Your instructions> Output each entry below as it stands, leaving out every picture.

Saved data entries

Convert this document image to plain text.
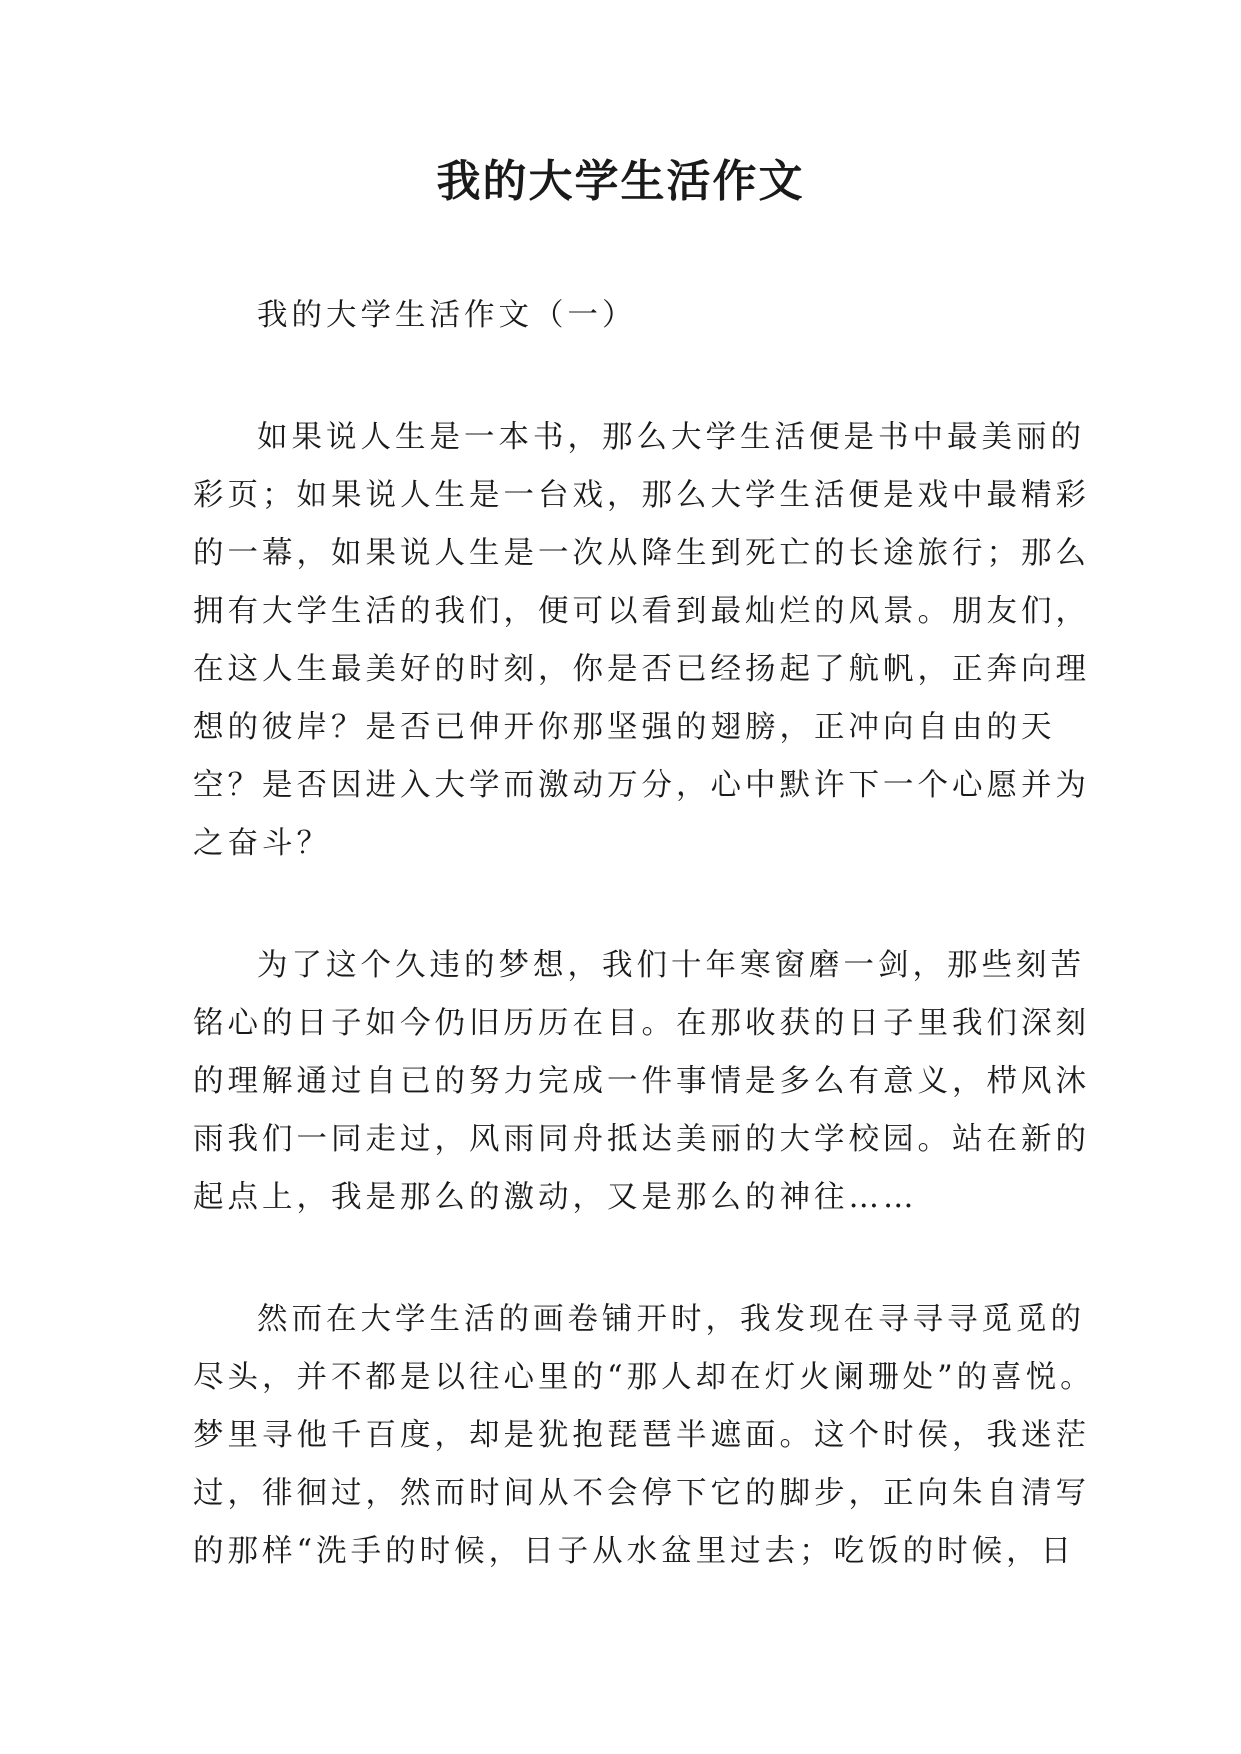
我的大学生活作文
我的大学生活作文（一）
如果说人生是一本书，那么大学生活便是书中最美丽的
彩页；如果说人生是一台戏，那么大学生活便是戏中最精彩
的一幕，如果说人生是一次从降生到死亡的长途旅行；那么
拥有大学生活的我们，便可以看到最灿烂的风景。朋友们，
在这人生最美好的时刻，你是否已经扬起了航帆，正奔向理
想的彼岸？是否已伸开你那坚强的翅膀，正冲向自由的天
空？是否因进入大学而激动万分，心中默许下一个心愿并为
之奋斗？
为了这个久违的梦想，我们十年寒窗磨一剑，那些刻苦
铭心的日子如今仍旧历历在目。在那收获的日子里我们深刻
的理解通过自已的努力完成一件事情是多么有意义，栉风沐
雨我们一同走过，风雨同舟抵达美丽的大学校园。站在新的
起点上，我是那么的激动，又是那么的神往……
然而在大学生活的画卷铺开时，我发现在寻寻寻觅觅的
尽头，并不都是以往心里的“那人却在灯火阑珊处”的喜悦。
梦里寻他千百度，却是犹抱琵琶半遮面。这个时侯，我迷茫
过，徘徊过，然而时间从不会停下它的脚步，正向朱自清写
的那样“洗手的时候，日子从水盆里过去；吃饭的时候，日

Exercise response>
Convert this document image to plain text.
我的大学生活作文
我的大学生活作文（一）
如果说人生是一本书，那么大学生活便是书中最美丽的
彩页；如果说人生是一台戏，那么大学生活便是戏中最精彩
的一幕，如果说人生是一次从降生到死亡的长途旅行；那么
拥有大学生活的我们，便可以看到最灿烂的风景。朋友们，
在这人生最美好的时刻，你是否已经扬起了航帆，正奔向理
想的彼岸？是否已伸开你那坚强的翅膀，正冲向自由的天
空？是否因进入大学而激动万分，心中默许下一个心愿并为
之奋斗？
为了这个久违的梦想，我们十年寒窗磨一剑，那些刻苦
铭心的日子如今仍旧历历在目。在那收获的日子里我们深刻
的理解通过自已的努力完成一件事情是多么有意义，栉风沐
雨我们一同走过，风雨同舟抵达美丽的大学校园。站在新的
起点上，我是那么的激动，又是那么的神往……
然而在大学生活的画卷铺开时，我发现在寻寻寻觅觅的
尽头，并不都是以往心里的“那人却在灯火阑珊处”的喜悦。
梦里寻他千百度，却是犹抱琵琶半遮面。这个时侯，我迷茫
过，徘徊过，然而时间从不会停下它的脚步，正向朱自清写
的那样“洗手的时候，日子从水盆里过去；吃饭的时候，日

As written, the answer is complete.